▶ AANGELEVERD FRAGMENT
:::::
Zijn uilenkoppen , harnassen van botschijfjes , doods- en dekbedden , sferen en zwaarden van glinsterende kevers zorgen voor een verrassende confrontatie met de oude meesters en hun metaforen . Een trapzaal die bicblauw werd ondergescheten door ditto glazen duiven en een harnas voor Erasmus stemt tot anders denken, zeker na het filmpje van 2001 'The Problem' waar hij met Dietmar Kamper en Peter Sloterdijk Sisyphus' uitzichtloze opdracht al spelend analyseert. ( Dit zou onderhand ook eens op You Tube mogen verschijnen).
Nog tot 7 juli 2008 in de bovenverdieping van de Richelieu-vleugel van het Louvre.
De catalogus zou vanaf half mei ter beschikking komen van het publiek.
:::::
▶ MATERIAAL
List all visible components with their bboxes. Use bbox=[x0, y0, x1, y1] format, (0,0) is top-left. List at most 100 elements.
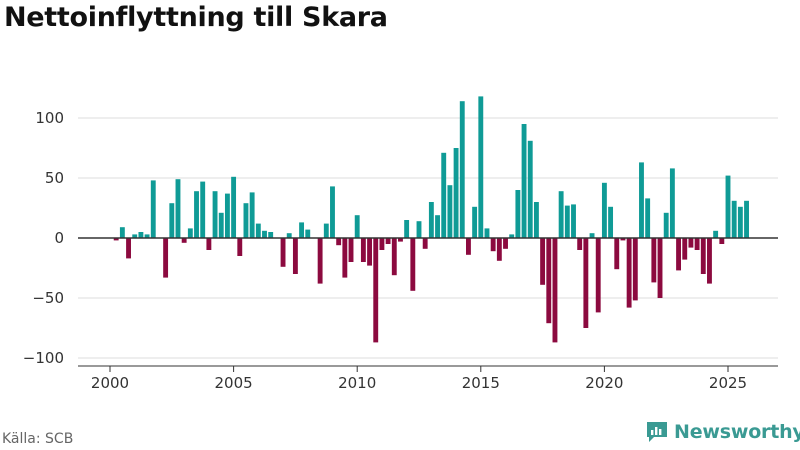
bar bbox=[663, 212, 669, 238]
bar bbox=[150, 180, 156, 238]
bar bbox=[620, 238, 626, 241]
bar bbox=[614, 238, 620, 270]
bar bbox=[521, 124, 527, 238]
bar bbox=[348, 238, 354, 262]
bar bbox=[132, 234, 138, 238]
bar bbox=[490, 238, 496, 252]
brand-logo[interactable]: Newsworthy bbox=[645, 420, 800, 444]
bar bbox=[255, 223, 261, 238]
bar bbox=[169, 203, 175, 238]
bar bbox=[694, 238, 700, 250]
bar bbox=[268, 232, 274, 238]
x-tick-label: 2000 bbox=[91, 374, 129, 392]
bar bbox=[416, 221, 422, 238]
bar bbox=[385, 238, 391, 244]
bar bbox=[571, 204, 576, 238]
bar bbox=[546, 238, 552, 324]
bar bbox=[583, 238, 589, 328]
bar bbox=[342, 238, 348, 278]
bar bbox=[243, 203, 249, 238]
bar bbox=[360, 238, 366, 262]
bar bbox=[503, 238, 508, 249]
bar bbox=[719, 238, 725, 244]
bar bbox=[138, 232, 144, 238]
bar bbox=[669, 168, 675, 238]
bar bbox=[459, 101, 465, 238]
bar bbox=[676, 238, 681, 271]
bar bbox=[367, 238, 372, 266]
bar bbox=[682, 238, 688, 260]
bar bbox=[484, 228, 490, 238]
bar bbox=[447, 185, 453, 238]
bar bbox=[175, 179, 181, 238]
bar bbox=[317, 238, 323, 284]
bar bbox=[212, 191, 218, 238]
bar bbox=[577, 238, 583, 250]
bar bbox=[737, 206, 743, 238]
bar bbox=[540, 238, 546, 285]
bar bbox=[725, 175, 731, 238]
bar bbox=[509, 234, 515, 238]
bar bbox=[441, 152, 447, 238]
bar bbox=[552, 238, 558, 343]
bar bbox=[119, 227, 125, 238]
bar bbox=[206, 238, 212, 250]
bar bbox=[305, 229, 311, 238]
bar bbox=[527, 140, 533, 238]
bar bbox=[472, 206, 478, 238]
bar bbox=[595, 238, 601, 313]
bar bbox=[558, 191, 564, 238]
bar bbox=[731, 200, 737, 238]
bar bbox=[639, 162, 644, 238]
bar bbox=[651, 238, 657, 283]
bar bbox=[700, 238, 706, 274]
bar bbox=[707, 238, 712, 284]
bar bbox=[113, 238, 119, 241]
bar bbox=[688, 238, 694, 248]
y-tick-label: 0 bbox=[54, 229, 64, 247]
bar bbox=[428, 202, 434, 238]
grid-lines bbox=[78, 117, 778, 359]
bar bbox=[435, 215, 440, 238]
bar bbox=[336, 238, 342, 246]
x-tick-label: 2015 bbox=[462, 374, 500, 392]
bars bbox=[113, 96, 749, 343]
bar bbox=[478, 96, 484, 239]
bar bbox=[144, 234, 150, 238]
bar bbox=[379, 238, 385, 250]
bar bbox=[292, 238, 298, 274]
bar bbox=[286, 233, 292, 238]
bar bbox=[713, 230, 719, 238]
bar bbox=[589, 233, 595, 238]
y-tick-label: 100 bbox=[35, 109, 64, 127]
bar bbox=[187, 228, 193, 238]
bar bbox=[163, 238, 169, 278]
newsworthy-logo-icon bbox=[647, 422, 667, 442]
bar bbox=[496, 238, 502, 261]
bar bbox=[533, 202, 539, 238]
y-tick-label: −50 bbox=[32, 289, 64, 307]
bar bbox=[404, 220, 410, 238]
bar bbox=[515, 190, 521, 238]
bar bbox=[657, 238, 663, 298]
bar bbox=[249, 192, 255, 238]
bar bbox=[398, 238, 403, 242]
bar bbox=[194, 191, 199, 238]
bar bbox=[237, 238, 243, 256]
bar bbox=[224, 193, 230, 238]
x-tick-label: 2010 bbox=[338, 374, 376, 392]
bar bbox=[330, 186, 335, 238]
bar bbox=[354, 215, 360, 238]
y-tick-label: 50 bbox=[45, 169, 64, 187]
bar bbox=[181, 238, 187, 243]
x-tick-label: 2025 bbox=[709, 374, 747, 392]
x-tick-label: 2005 bbox=[215, 374, 253, 392]
brand-name: Newsworthy bbox=[674, 421, 800, 443]
bar bbox=[231, 176, 237, 238]
bar bbox=[564, 205, 570, 238]
bar bbox=[280, 238, 286, 267]
bar bbox=[410, 238, 416, 291]
bar bbox=[744, 200, 749, 238]
bar bbox=[218, 212, 224, 238]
:::::
▶ OPDRACHTEN
a - Beantwoord deze vragen over het fragment:
(i) Met wie analyseert hij in het filmpje 'The Problem' de uitzichtloze opdracht van Sisyphus?
(ii) Op welke plek in het Louvre is het werk te zien?
(iii) Vanaf wanneer zou de catalogus voor het publiek beschikbaar komen?
b - Vat het fragment samen in twee zinnen.
c - Klopt elke bewering met het fragment? Antwoord met ja of nee en citeer de woorden die de doorslag geven.
(i) Het filmpje 'The Problem' is uit 2001.
(ii) Het filmpje staat al op YouTube.
(iii) De duiven in de trapzaal zijn van glas.
De gegevens vormen los materiaal naast het fragment.

▶ ANTWOORDEN PER OPDRACHT
a -
(i) Met Dietmar Kamper en Peter Sloterdijk.
(ii) Op de bovenverdieping van de Richelieu-vleugel.
(iii) Vanaf half mei.

b - Zijn uilenkoppen, harnassen van botschijfjes en zwaarden van glinsterende kevers zorgen voor een verrassende confrontatie met de oude meesters en hun metaforen. Het werk is nog tot 7 juli 2008 te zien op de bovenverdieping van de Richelieu-vleugel van het Louvre, en de catalogus zou vanaf half mei beschikbaar komen.

c -
(i) Ja: "het filmpje van 2001 'The Problem'".
(ii) Nee: "Dit zou onderhand ook eens op You Tube mogen verschijnen".
(iii) Ja: "ditto glazen duiven".